* Task: Write every line of the material out exactly as shown.
** Begin **
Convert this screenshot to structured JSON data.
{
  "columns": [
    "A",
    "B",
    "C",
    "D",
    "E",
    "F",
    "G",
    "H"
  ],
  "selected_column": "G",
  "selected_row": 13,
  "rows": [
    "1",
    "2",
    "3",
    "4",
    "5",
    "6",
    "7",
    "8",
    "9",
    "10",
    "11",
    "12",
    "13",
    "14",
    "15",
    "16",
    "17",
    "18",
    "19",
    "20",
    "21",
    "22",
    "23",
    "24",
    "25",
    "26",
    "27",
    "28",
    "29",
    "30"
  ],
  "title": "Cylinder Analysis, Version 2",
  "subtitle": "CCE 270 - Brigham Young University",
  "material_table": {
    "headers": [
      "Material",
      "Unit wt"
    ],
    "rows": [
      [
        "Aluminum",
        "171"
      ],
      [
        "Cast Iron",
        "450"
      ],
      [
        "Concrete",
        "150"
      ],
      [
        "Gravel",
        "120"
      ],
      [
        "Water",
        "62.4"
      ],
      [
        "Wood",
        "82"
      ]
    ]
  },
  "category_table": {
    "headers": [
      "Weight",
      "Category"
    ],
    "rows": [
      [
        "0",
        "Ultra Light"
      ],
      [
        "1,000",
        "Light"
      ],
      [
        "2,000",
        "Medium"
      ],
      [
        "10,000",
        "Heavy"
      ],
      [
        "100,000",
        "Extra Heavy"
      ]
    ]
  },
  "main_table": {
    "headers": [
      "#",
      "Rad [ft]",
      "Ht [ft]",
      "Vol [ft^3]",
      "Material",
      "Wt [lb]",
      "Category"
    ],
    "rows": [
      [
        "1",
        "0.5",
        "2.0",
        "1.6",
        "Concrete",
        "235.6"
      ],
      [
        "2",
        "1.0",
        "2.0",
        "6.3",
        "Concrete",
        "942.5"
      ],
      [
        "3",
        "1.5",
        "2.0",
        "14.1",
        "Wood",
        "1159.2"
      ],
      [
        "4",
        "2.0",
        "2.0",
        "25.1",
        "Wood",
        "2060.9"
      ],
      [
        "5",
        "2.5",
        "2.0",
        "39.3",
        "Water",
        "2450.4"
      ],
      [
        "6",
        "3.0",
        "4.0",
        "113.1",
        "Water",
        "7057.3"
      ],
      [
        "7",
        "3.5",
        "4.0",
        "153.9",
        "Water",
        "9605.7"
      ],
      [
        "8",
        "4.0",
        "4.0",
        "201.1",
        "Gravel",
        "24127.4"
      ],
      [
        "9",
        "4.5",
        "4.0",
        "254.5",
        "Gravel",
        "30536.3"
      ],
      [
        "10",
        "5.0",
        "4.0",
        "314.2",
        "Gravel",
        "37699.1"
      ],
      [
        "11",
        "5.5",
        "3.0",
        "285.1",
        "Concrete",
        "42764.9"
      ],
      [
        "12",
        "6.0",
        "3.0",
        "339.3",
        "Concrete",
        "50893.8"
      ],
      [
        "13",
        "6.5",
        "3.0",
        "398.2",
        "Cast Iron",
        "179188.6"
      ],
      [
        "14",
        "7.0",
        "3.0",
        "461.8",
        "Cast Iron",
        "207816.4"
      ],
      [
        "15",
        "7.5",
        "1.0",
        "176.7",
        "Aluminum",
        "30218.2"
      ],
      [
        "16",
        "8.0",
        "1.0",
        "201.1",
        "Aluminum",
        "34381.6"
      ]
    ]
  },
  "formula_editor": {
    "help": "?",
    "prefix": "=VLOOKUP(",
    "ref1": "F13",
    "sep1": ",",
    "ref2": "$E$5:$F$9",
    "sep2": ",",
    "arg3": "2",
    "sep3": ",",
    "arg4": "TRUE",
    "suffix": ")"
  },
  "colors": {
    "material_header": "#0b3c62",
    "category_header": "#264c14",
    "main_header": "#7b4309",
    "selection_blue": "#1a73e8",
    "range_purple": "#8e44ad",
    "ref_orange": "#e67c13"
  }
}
** End **
* Final answer:
Convert this screenshot to structured JSON data.
{
  "columns": [
    "A",
    "B",
    "C",
    "D",
    "E",
    "F",
    "G",
    "H"
  ],
  "selected_column": "G",
  "selected_row": 13,
  "rows": [
    "1",
    "2",
    "3",
    "4",
    "5",
    "6",
    "7",
    "8",
    "9",
    "10",
    "11",
    "12",
    "13",
    "14",
    "15",
    "16",
    "17",
    "18",
    "19",
    "20",
    "21",
    "22",
    "23",
    "24",
    "25",
    "26",
    "27",
    "28",
    "29",
    "30"
  ],
  "title": "Cylinder Analysis, Version 2",
  "subtitle": "CCE 270 - Brigham Young University",
  "material_table": {
    "headers": [
      "Material",
      "Unit wt"
    ],
    "rows": [
      [
        "Aluminum",
        "171"
      ],
      [
        "Cast Iron",
        "450"
      ],
      [
        "Concrete",
        "150"
      ],
      [
        "Gravel",
        "120"
      ],
      [
        "Water",
        "62.4"
      ],
      [
        "Wood",
        "82"
      ]
    ]
  },
  "category_table": {
    "headers": [
      "Weight",
      "Category"
    ],
    "rows": [
      [
        "0",
        "Ultra Light"
      ],
      [
        "1,000",
        "Light"
      ],
      [
        "2,000",
        "Medium"
      ],
      [
        "10,000",
        "Heavy"
      ],
      [
        "100,000",
        "Extra Heavy"
      ]
    ]
  },
  "main_table": {
    "headers": [
      "#",
      "Rad [ft]",
      "Ht [ft]",
      "Vol [ft^3]",
      "Material",
      "Wt [lb]",
      "Category"
    ],
    "rows": [
      [
        "1",
        "0.5",
        "2.0",
        "1.6",
        "Concrete",
        "235.6"
      ],
      [
        "2",
        "1.0",
        "2.0",
        "6.3",
        "Concrete",
        "942.5"
      ],
      [
        "3",
        "1.5",
        "2.0",
        "14.1",
        "Wood",
        "1159.2"
      ],
      [
        "4",
        "2.0",
        "2.0",
        "25.1",
        "Wood",
        "2060.9"
      ],
      [
        "5",
        "2.5",
        "2.0",
        "39.3",
        "Water",
        "2450.4"
      ],
      [
        "6",
        "3.0",
        "4.0",
        "113.1",
        "Water",
        "7057.3"
      ],
      [
        "7",
        "3.5",
        "4.0",
        "153.9",
        "Water",
        "9605.7"
      ],
      [
        "8",
        "4.0",
        "4.0",
        "201.1",
        "Gravel",
        "24127.4"
      ],
      [
        "9",
        "4.5",
        "4.0",
        "254.5",
        "Gravel",
        "30536.3"
      ],
      [
        "10",
        "5.0",
        "4.0",
        "314.2",
        "Gravel",
        "37699.1"
      ],
      [
        "11",
        "5.5",
        "3.0",
        "285.1",
        "Concrete",
        "42764.9"
      ],
      [
        "12",
        "6.0",
        "3.0",
        "339.3",
        "Concrete",
        "50893.8"
      ],
      [
        "13",
        "6.5",
        "3.0",
        "398.2",
        "Cast Iron",
        "179188.6"
      ],
      [
        "14",
        "7.0",
        "3.0",
        "461.8",
        "Cast Iron",
        "207816.4"
      ],
      [
        "15",
        "7.5",
        "1.0",
        "176.7",
        "Aluminum",
        "30218.2"
      ],
      [
        "16",
        "8.0",
        "1.0",
        "201.1",
        "Aluminum",
        "34381.6"
      ]
    ]
  },
  "formula_editor": {
    "help": "?",
    "prefix": "=VLOOKUP(",
    "ref1": "F13",
    "sep1": ",",
    "ref2": "$E$5:$F$9",
    "sep2": ",",
    "arg3": "2",
    "sep3": ",",
    "arg4": "TRUE",
    "suffix": ")"
  },
  "colors": {
    "material_header": "#0b3c62",
    "category_header": "#264c14",
    "main_header": "#7b4309",
    "selection_blue": "#1a73e8",
    "range_purple": "#8e44ad",
    "ref_orange": "#e67c13"
  }
}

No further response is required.